AIM » Among the lines of these entries, how many hold the word "windy"? State only the number.

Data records

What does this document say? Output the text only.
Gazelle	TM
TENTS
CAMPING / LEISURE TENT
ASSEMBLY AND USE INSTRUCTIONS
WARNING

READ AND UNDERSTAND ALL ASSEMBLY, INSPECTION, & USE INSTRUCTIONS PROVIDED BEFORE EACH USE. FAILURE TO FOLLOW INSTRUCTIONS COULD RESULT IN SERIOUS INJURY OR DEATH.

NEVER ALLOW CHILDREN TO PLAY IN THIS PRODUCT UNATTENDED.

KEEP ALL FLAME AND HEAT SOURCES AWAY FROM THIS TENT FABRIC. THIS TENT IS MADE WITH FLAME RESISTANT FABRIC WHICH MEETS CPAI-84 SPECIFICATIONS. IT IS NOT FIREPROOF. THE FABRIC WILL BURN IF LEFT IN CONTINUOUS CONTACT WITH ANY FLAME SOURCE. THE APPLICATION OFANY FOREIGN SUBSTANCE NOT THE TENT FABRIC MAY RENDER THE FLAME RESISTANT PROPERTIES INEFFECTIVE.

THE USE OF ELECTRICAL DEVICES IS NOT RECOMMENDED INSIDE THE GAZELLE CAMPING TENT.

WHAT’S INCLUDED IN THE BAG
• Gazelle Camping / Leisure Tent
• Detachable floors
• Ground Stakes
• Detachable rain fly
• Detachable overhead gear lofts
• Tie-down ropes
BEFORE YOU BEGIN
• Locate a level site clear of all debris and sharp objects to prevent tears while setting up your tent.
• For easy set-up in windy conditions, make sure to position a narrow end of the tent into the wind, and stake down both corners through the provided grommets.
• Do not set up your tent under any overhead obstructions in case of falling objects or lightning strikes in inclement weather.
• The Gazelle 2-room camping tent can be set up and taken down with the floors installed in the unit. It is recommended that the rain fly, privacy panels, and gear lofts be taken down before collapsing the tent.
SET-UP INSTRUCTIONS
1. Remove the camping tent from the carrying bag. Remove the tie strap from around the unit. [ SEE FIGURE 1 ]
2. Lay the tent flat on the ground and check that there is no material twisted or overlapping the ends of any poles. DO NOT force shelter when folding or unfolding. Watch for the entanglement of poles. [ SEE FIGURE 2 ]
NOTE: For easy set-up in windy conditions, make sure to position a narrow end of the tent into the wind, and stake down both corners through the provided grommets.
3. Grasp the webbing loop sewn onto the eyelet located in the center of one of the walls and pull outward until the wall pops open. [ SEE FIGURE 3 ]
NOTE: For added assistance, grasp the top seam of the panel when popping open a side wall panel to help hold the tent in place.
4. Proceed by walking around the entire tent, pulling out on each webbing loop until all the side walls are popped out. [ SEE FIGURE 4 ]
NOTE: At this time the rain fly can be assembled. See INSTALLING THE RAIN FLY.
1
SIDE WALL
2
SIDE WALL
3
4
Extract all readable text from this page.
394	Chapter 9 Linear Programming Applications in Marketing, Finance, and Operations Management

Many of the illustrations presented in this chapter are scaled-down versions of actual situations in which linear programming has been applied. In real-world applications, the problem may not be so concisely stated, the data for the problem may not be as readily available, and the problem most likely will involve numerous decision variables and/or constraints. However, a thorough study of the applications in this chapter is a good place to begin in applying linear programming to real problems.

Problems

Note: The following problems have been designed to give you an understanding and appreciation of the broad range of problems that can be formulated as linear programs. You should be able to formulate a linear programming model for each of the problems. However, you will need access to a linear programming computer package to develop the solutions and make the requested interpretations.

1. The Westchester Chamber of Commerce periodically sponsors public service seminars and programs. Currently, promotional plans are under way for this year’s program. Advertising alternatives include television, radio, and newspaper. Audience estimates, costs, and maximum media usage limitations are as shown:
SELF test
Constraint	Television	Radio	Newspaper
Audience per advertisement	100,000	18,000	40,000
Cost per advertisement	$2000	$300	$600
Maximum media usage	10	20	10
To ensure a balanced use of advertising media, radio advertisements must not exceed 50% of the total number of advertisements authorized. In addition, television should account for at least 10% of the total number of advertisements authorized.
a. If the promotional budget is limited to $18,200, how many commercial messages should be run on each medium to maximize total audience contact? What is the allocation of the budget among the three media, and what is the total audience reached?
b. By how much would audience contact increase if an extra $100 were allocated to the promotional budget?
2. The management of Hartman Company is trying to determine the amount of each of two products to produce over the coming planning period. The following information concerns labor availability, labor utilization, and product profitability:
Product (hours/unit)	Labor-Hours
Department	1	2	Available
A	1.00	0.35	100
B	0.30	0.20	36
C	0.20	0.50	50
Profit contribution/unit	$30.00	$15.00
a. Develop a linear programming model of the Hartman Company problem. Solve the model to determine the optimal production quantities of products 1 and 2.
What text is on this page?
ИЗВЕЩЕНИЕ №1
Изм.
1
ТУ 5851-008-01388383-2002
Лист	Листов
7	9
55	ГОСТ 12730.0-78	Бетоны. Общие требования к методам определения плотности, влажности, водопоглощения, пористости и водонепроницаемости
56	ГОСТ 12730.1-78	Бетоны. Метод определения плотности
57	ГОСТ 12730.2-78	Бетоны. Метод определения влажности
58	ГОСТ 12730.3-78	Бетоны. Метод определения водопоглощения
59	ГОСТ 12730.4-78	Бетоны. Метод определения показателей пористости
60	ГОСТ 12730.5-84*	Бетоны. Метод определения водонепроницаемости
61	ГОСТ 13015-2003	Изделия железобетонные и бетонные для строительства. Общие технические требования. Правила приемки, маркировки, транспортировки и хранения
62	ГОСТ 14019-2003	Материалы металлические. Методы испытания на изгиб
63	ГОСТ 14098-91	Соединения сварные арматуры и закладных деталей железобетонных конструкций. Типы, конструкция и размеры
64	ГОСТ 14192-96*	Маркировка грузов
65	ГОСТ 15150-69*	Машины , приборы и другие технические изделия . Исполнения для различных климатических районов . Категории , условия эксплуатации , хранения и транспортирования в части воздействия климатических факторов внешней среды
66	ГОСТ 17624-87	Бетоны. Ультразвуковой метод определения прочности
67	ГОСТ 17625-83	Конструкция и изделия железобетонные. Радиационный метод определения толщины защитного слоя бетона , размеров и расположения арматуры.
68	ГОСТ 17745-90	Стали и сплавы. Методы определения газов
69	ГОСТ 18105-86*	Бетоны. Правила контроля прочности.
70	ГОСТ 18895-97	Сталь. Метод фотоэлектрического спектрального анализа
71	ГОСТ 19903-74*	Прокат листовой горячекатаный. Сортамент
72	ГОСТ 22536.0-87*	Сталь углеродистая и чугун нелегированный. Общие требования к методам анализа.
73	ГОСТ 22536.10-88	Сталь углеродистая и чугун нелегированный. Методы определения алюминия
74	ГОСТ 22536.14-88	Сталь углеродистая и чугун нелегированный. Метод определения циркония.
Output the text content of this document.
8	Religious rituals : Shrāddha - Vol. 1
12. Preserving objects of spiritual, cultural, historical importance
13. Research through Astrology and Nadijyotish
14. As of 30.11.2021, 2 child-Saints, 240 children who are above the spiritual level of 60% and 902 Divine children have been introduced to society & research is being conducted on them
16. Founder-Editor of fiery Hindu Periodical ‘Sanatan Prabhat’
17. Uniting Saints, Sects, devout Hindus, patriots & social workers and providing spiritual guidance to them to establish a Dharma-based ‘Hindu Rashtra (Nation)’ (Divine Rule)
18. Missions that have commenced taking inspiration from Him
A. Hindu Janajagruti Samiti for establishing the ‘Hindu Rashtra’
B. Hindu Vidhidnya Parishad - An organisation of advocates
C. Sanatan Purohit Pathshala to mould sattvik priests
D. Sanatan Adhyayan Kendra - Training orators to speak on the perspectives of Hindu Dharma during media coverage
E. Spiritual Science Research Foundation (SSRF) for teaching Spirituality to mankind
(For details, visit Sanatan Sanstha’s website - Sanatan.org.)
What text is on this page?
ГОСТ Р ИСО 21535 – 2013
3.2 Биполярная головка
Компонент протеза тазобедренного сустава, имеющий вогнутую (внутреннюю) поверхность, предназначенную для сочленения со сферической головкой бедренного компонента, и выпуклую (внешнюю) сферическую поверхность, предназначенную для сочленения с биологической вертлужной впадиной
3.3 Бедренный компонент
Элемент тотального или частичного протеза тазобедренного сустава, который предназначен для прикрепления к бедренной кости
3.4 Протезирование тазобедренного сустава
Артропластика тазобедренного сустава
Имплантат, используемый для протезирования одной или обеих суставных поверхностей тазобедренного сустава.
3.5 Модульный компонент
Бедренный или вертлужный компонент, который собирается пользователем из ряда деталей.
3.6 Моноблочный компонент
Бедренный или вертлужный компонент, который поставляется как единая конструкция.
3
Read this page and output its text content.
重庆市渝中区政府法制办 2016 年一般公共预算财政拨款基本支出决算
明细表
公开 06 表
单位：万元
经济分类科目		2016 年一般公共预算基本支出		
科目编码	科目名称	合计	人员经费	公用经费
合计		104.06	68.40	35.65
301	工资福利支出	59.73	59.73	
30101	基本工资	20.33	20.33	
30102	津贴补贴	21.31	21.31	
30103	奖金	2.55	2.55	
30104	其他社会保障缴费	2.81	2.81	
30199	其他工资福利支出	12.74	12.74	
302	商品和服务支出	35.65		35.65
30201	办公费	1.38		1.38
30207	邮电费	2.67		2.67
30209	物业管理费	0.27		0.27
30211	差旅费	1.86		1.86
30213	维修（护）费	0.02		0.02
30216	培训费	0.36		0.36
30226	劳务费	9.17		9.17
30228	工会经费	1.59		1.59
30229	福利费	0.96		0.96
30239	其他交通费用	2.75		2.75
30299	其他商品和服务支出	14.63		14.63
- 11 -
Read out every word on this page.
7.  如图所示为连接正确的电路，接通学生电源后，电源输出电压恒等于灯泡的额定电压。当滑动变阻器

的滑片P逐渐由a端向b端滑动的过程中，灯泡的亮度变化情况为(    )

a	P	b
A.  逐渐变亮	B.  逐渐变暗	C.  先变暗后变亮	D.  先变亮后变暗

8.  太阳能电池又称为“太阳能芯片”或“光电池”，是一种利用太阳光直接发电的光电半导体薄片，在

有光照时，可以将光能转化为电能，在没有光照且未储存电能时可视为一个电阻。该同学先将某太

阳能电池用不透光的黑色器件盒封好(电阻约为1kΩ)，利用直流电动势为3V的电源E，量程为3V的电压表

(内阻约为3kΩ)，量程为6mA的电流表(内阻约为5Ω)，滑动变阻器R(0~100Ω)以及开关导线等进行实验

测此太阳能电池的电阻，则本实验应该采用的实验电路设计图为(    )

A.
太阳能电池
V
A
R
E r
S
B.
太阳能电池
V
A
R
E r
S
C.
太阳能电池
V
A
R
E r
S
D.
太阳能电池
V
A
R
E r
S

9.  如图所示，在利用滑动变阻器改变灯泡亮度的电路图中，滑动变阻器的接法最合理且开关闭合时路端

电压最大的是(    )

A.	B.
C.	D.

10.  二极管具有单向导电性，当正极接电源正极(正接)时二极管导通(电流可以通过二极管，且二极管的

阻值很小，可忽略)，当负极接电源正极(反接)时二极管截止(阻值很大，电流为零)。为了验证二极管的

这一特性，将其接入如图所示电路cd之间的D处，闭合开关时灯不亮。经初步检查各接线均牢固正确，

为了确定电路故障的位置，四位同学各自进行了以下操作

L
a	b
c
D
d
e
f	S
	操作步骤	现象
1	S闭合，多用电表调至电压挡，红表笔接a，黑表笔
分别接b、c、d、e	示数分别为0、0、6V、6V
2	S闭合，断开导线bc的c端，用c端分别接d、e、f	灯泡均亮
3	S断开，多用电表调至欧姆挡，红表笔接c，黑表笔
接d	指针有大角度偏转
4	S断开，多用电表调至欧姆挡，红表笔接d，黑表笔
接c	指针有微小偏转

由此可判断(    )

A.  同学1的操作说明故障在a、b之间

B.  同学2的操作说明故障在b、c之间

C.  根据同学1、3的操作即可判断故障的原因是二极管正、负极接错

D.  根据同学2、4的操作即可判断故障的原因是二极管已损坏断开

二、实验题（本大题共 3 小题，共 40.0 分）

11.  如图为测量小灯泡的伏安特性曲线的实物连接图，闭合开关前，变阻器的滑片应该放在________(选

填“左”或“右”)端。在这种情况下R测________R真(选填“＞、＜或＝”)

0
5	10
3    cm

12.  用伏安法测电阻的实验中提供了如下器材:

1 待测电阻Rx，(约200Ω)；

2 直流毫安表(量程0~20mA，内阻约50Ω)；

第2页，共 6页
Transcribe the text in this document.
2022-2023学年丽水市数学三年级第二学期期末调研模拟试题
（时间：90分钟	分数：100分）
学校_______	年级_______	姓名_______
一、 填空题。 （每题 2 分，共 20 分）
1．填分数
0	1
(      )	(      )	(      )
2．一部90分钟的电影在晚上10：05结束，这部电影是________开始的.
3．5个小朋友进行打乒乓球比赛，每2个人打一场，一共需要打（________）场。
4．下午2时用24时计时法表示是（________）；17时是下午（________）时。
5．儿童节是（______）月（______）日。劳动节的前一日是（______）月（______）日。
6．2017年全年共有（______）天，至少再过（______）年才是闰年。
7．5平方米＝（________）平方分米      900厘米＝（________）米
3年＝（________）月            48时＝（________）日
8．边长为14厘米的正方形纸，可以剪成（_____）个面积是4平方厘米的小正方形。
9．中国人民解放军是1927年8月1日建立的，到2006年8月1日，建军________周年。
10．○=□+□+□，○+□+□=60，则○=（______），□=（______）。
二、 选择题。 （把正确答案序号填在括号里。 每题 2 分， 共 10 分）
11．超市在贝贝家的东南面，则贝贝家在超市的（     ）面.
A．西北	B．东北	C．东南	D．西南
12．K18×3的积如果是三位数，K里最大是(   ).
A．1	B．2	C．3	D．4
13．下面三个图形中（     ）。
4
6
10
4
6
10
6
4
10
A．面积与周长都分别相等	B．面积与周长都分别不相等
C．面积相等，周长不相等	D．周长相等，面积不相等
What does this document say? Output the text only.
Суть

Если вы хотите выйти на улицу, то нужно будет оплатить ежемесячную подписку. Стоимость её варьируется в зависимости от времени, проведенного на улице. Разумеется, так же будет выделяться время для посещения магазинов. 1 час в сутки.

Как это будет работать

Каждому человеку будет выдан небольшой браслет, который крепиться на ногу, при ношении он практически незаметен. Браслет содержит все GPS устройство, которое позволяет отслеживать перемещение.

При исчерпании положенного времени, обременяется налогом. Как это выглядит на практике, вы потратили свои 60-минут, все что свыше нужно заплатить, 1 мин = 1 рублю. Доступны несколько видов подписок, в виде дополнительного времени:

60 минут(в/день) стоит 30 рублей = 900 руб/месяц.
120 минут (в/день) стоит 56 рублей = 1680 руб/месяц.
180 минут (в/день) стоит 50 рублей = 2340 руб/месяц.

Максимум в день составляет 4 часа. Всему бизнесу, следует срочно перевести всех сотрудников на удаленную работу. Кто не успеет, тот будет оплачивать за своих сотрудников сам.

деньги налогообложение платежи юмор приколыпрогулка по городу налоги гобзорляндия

SOLUTION » 2